Collected data:
"""

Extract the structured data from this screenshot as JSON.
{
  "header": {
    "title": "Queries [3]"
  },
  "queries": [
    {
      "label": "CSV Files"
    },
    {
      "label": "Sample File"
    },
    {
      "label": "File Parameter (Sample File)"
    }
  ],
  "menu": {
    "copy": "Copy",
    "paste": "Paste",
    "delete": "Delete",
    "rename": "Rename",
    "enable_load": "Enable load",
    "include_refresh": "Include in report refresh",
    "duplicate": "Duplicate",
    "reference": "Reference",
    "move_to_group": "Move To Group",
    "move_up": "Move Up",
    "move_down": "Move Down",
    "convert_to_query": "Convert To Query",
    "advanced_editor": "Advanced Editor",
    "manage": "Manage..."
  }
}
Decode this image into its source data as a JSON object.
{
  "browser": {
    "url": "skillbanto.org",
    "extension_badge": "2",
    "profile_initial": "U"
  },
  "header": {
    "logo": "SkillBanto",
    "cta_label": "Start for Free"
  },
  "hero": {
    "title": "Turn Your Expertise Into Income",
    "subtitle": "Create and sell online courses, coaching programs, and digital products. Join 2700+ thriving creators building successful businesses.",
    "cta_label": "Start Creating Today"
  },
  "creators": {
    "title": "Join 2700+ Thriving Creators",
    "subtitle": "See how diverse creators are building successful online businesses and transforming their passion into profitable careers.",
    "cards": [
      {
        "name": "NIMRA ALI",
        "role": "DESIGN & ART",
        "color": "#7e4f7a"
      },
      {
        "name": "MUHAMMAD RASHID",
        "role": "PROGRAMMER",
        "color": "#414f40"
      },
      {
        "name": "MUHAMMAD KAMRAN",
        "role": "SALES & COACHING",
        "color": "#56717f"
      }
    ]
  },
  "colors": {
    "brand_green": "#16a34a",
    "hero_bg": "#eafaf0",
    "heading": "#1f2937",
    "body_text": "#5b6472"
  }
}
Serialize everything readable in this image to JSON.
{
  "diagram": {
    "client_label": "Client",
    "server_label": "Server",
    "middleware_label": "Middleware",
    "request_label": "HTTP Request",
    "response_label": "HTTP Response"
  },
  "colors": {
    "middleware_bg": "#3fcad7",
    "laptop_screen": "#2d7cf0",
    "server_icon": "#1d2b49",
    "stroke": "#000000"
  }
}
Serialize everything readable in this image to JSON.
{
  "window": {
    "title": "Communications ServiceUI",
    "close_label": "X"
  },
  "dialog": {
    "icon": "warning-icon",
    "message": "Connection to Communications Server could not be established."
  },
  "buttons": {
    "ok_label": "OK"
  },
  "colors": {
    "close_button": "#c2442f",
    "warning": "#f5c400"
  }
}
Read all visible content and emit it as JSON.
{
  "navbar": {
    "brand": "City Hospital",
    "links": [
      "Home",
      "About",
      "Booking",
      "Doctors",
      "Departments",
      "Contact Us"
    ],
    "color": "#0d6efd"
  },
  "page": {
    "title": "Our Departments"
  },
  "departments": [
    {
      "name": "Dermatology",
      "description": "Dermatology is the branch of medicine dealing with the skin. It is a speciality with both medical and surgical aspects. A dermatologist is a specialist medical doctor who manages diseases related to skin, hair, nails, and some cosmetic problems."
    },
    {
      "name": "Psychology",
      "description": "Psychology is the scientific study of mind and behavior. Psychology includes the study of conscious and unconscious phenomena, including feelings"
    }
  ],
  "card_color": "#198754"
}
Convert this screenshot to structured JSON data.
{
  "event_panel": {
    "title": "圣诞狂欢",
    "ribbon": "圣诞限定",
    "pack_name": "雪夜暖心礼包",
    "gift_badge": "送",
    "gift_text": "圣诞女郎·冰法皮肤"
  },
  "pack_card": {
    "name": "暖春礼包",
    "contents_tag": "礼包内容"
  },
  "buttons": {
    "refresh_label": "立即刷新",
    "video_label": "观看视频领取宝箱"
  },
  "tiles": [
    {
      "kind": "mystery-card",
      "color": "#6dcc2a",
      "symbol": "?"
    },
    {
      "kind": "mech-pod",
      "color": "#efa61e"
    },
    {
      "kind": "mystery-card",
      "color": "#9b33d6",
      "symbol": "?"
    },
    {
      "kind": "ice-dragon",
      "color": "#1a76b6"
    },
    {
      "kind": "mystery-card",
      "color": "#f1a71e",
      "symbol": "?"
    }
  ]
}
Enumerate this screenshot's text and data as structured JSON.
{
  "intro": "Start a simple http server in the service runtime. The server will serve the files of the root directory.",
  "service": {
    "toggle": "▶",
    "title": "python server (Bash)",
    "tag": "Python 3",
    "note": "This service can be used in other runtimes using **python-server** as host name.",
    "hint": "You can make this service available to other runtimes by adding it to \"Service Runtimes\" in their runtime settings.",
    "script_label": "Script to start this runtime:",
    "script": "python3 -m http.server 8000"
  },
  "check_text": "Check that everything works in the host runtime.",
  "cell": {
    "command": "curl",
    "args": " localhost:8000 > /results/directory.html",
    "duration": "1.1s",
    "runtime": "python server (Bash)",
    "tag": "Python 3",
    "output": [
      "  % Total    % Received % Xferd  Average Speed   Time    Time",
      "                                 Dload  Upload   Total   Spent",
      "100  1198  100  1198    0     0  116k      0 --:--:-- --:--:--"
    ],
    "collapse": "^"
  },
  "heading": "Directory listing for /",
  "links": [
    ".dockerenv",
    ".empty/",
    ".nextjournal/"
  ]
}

"""

Return each line where "building" shows up.

[Output of the exercise]
    "subtitle": "Create and sell online courses, coaching programs, and digital products. Join 2700+ thriving creators building successful businesses.",
    "subtitle": "See how diverse creators are building successful online businesses and transforming their passion into profitable careers.",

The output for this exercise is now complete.